## ASSIGNMENT
Search the entries below for "summary". Report each line where it occurs.

## MATERIAL SUPPLIED
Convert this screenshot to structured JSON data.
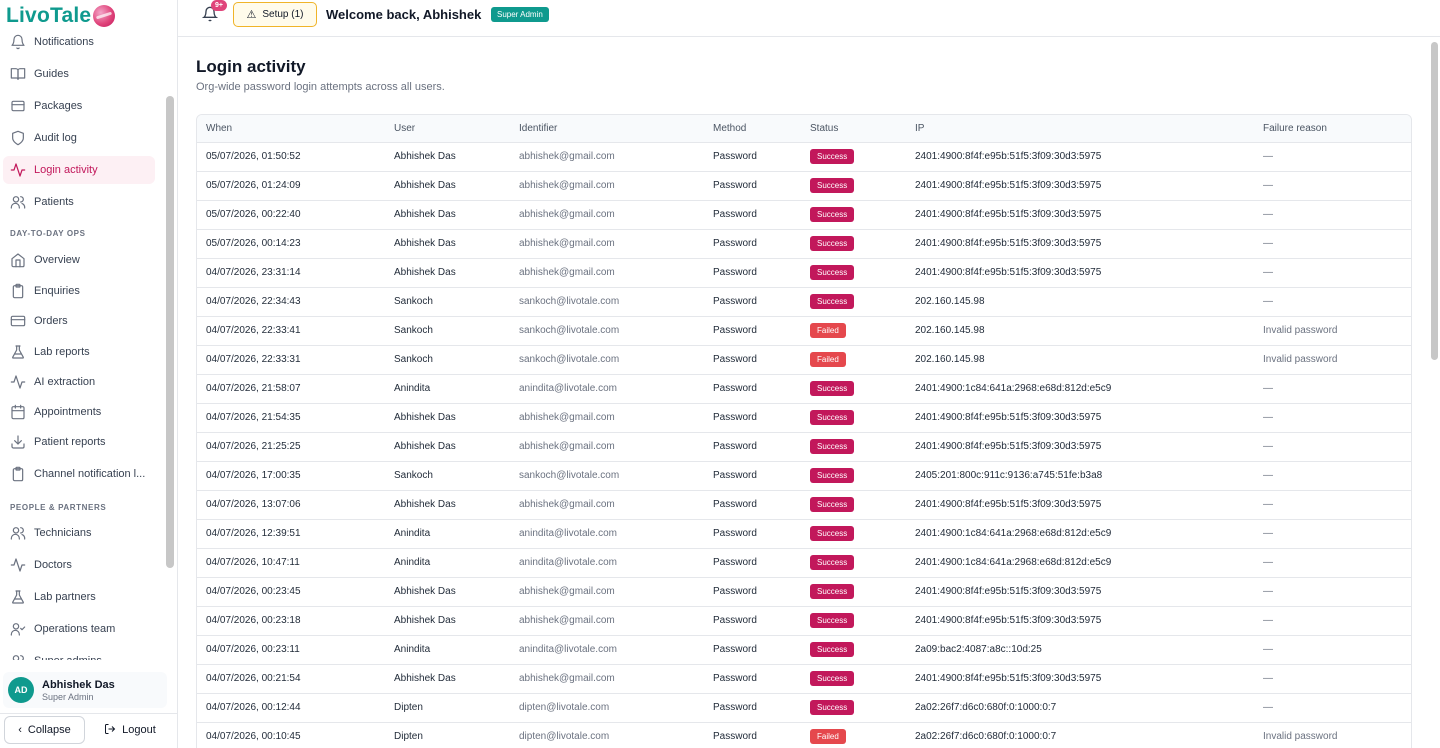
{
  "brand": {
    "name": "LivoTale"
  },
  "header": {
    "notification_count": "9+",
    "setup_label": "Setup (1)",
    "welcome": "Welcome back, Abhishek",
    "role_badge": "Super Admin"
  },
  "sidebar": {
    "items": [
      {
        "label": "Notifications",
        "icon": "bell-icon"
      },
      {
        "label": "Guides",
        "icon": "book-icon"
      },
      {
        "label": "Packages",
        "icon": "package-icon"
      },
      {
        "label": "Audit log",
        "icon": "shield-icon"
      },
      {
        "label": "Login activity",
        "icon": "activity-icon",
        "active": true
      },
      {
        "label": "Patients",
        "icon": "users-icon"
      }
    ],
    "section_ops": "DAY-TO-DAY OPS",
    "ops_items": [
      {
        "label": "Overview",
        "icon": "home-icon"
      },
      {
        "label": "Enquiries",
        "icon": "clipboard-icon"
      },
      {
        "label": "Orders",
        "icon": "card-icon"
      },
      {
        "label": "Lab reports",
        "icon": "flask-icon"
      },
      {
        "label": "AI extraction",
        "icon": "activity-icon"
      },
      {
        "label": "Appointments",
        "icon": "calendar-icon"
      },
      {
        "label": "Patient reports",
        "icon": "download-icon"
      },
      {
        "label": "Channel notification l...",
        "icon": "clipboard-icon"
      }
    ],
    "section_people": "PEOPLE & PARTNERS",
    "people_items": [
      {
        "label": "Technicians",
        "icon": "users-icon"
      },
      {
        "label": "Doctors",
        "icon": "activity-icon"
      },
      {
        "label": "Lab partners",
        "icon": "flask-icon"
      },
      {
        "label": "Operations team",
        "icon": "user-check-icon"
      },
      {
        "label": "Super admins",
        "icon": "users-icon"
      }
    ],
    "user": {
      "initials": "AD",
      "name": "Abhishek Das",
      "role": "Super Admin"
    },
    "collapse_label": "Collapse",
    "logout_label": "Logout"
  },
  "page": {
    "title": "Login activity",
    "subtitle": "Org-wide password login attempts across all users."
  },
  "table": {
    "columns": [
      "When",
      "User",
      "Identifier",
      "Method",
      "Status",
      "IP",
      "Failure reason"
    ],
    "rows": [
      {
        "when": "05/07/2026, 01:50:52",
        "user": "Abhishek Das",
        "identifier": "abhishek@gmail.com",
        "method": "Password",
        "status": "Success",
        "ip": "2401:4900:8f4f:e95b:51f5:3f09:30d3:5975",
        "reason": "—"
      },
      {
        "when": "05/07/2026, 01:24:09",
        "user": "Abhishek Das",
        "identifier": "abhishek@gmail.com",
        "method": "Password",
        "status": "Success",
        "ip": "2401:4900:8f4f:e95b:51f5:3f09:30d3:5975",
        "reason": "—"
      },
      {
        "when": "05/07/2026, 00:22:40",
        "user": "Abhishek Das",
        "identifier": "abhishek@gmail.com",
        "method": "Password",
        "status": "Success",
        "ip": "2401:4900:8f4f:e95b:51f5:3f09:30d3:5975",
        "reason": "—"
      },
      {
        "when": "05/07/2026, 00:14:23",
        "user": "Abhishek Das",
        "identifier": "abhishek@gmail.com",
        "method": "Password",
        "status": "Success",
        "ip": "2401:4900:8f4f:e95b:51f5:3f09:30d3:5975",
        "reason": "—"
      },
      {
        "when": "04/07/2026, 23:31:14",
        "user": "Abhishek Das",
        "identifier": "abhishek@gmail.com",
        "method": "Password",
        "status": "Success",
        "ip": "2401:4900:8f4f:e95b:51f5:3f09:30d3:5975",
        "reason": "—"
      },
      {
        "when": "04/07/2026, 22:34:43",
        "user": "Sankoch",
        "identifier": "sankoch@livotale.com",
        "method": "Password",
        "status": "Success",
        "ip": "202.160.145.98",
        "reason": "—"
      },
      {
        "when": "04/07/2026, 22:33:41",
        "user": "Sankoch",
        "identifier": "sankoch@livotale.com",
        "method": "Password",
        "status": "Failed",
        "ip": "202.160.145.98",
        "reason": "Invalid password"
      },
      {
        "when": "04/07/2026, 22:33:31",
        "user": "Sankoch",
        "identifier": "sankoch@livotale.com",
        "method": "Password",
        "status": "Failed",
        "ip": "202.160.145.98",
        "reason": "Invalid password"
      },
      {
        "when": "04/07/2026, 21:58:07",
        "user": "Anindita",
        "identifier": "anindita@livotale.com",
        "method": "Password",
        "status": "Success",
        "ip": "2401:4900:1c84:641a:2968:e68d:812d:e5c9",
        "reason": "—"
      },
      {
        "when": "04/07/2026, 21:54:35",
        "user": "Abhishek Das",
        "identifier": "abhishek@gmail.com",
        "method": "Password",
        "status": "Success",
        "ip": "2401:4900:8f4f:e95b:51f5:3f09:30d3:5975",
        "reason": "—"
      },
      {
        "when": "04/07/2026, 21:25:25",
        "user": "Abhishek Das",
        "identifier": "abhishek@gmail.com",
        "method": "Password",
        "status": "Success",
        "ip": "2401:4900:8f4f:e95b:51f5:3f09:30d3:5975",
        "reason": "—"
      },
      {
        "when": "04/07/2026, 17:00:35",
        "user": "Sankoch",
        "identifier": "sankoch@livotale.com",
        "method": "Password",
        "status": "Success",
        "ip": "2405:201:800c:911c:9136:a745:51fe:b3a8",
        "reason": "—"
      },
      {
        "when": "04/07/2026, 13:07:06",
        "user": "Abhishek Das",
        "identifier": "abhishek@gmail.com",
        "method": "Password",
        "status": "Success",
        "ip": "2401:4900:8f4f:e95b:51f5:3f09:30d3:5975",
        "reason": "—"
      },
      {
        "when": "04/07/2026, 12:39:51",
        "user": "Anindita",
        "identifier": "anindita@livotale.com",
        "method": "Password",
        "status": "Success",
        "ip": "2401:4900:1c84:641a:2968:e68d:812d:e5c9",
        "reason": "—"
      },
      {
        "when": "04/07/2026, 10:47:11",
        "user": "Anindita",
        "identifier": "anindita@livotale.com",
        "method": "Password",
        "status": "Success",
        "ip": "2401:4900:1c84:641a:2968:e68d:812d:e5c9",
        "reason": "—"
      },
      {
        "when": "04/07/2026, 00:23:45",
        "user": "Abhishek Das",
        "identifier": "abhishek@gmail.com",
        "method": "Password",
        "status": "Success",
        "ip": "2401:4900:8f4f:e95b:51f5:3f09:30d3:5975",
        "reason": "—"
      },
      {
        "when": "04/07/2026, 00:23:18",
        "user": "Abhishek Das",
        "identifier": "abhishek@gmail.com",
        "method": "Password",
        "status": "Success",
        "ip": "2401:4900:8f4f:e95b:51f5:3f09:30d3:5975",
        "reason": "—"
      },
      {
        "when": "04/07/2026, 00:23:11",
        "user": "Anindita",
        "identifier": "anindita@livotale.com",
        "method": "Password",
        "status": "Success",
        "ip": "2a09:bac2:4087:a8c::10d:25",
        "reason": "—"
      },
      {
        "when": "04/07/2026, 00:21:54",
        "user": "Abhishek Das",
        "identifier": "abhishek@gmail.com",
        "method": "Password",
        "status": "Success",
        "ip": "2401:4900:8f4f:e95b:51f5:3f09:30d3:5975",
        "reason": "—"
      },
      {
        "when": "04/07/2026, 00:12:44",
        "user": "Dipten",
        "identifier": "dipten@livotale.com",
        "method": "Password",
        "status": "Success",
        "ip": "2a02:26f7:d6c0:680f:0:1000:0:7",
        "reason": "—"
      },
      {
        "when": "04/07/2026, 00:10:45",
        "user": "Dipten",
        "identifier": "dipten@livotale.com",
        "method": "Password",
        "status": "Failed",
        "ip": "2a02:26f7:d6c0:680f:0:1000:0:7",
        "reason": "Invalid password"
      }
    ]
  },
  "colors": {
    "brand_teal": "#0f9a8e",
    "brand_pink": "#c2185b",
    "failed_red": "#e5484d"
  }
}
---
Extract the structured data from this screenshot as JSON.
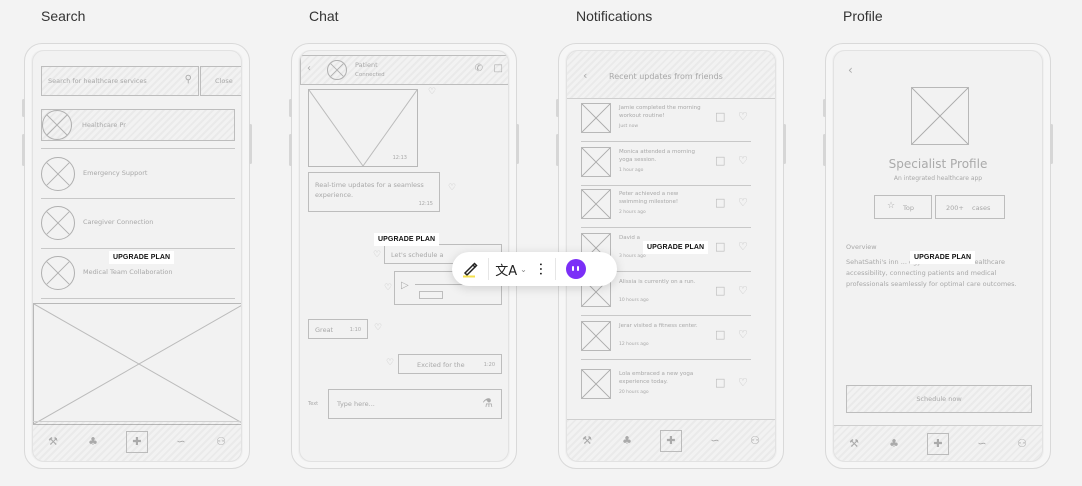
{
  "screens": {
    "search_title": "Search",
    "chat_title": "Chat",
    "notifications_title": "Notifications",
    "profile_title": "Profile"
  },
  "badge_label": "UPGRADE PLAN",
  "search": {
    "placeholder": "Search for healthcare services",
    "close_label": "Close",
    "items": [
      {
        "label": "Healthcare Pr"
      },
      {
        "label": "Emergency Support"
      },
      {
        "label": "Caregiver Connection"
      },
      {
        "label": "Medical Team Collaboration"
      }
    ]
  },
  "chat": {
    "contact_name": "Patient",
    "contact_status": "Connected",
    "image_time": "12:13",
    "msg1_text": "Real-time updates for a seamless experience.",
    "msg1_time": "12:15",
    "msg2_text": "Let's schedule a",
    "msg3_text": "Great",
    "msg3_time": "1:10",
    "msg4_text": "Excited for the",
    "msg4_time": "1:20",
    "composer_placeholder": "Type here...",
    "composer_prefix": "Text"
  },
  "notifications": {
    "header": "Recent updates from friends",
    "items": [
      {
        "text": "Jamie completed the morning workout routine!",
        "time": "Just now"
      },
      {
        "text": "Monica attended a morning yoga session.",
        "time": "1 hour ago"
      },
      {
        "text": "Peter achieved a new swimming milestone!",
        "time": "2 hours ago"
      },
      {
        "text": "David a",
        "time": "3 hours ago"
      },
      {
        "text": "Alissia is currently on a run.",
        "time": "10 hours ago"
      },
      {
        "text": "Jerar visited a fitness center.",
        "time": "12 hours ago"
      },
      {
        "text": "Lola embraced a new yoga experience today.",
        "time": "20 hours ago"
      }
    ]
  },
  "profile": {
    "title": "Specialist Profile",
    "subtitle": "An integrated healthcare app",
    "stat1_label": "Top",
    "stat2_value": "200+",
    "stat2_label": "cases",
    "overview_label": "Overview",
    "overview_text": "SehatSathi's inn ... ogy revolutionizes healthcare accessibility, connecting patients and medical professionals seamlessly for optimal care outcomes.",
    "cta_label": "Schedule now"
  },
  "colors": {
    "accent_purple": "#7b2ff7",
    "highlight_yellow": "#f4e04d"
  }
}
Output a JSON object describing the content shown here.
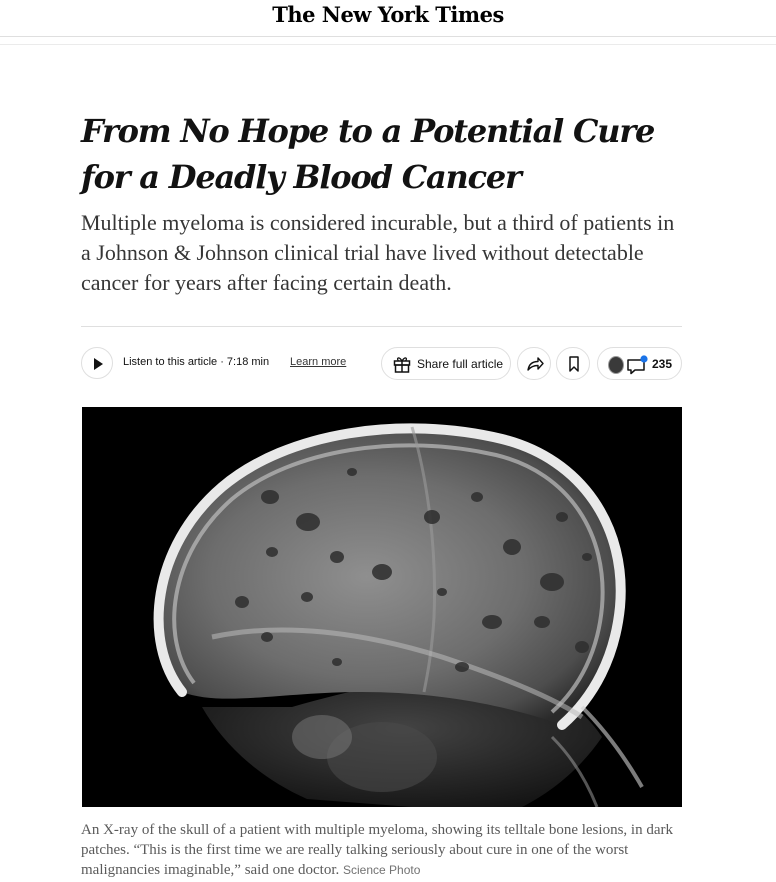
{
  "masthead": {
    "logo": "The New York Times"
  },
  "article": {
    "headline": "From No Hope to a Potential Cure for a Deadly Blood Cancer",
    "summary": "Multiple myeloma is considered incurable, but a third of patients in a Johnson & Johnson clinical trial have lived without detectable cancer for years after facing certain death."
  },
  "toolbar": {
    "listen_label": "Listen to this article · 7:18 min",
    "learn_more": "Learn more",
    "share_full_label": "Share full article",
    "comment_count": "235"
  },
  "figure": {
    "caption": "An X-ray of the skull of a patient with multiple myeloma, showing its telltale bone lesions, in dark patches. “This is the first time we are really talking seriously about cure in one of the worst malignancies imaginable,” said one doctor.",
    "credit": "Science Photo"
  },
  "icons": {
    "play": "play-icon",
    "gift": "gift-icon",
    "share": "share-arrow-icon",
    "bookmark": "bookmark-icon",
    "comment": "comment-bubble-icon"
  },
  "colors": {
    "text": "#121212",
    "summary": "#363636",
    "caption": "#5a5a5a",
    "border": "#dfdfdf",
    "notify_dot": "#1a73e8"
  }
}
...
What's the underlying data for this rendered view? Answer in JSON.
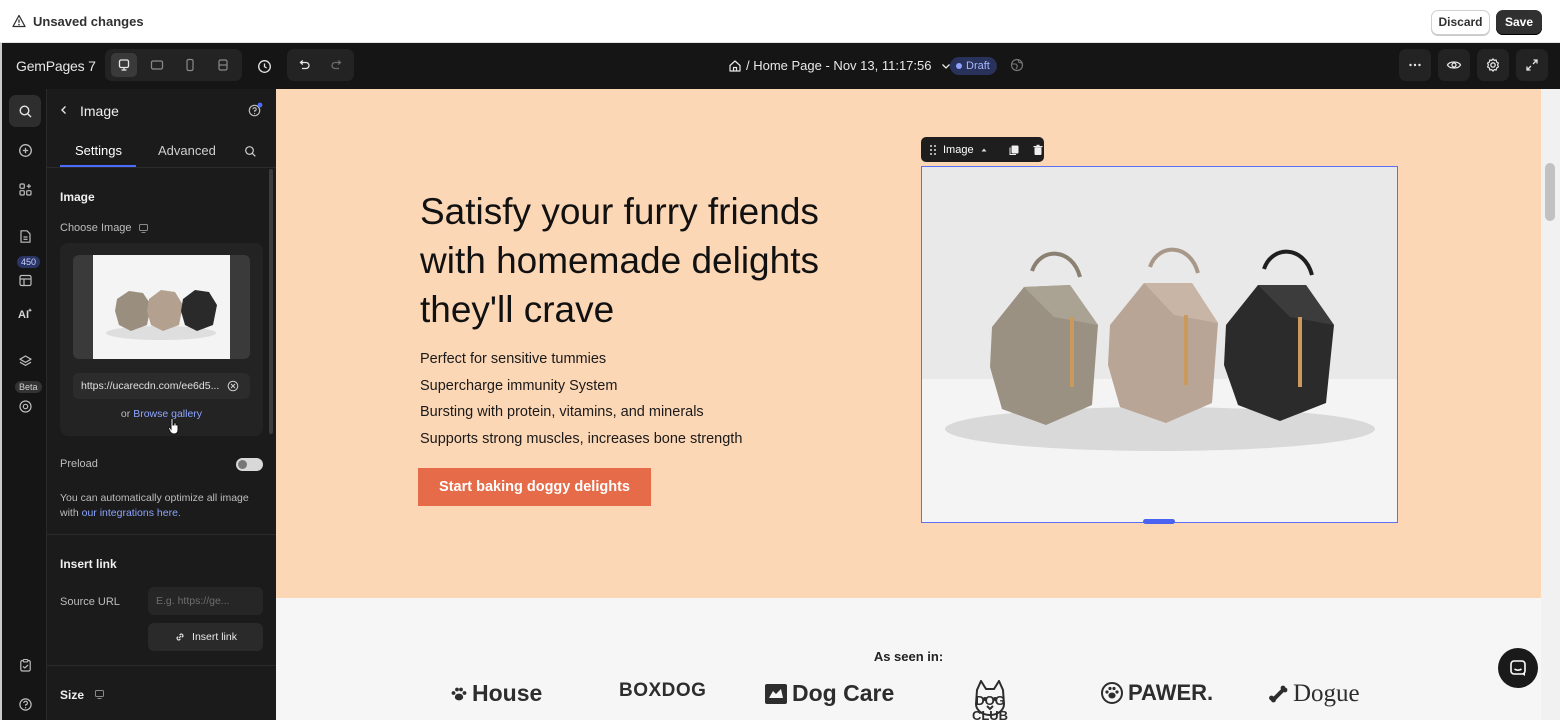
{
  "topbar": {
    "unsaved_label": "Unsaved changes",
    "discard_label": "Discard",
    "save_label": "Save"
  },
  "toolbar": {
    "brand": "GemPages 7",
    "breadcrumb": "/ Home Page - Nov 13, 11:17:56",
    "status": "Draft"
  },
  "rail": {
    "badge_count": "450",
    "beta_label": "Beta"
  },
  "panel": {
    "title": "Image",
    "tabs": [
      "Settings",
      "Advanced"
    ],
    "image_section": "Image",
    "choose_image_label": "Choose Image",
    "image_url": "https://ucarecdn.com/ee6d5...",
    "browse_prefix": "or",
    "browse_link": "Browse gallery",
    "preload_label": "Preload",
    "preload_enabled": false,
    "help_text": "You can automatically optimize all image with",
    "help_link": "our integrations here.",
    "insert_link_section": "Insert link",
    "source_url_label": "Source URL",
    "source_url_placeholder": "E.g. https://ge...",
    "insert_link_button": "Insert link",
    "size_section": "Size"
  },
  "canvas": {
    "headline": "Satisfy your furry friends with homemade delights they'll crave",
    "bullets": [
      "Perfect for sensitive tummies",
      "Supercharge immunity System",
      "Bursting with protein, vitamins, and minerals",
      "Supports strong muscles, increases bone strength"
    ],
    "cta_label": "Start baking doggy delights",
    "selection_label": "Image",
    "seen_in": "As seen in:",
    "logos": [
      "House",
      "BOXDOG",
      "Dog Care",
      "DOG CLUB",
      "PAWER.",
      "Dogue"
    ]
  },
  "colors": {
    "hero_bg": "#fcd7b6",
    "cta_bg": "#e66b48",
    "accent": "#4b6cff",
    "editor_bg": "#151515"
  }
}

## REPLY TO THE EXERCISE
    "summary": "Multiple myeloma is considered incurable, but a third of patients in a Johnson & Johnson clinical trial have lived without detectable cancer for years after facing certain death."
    "summary": "#363636",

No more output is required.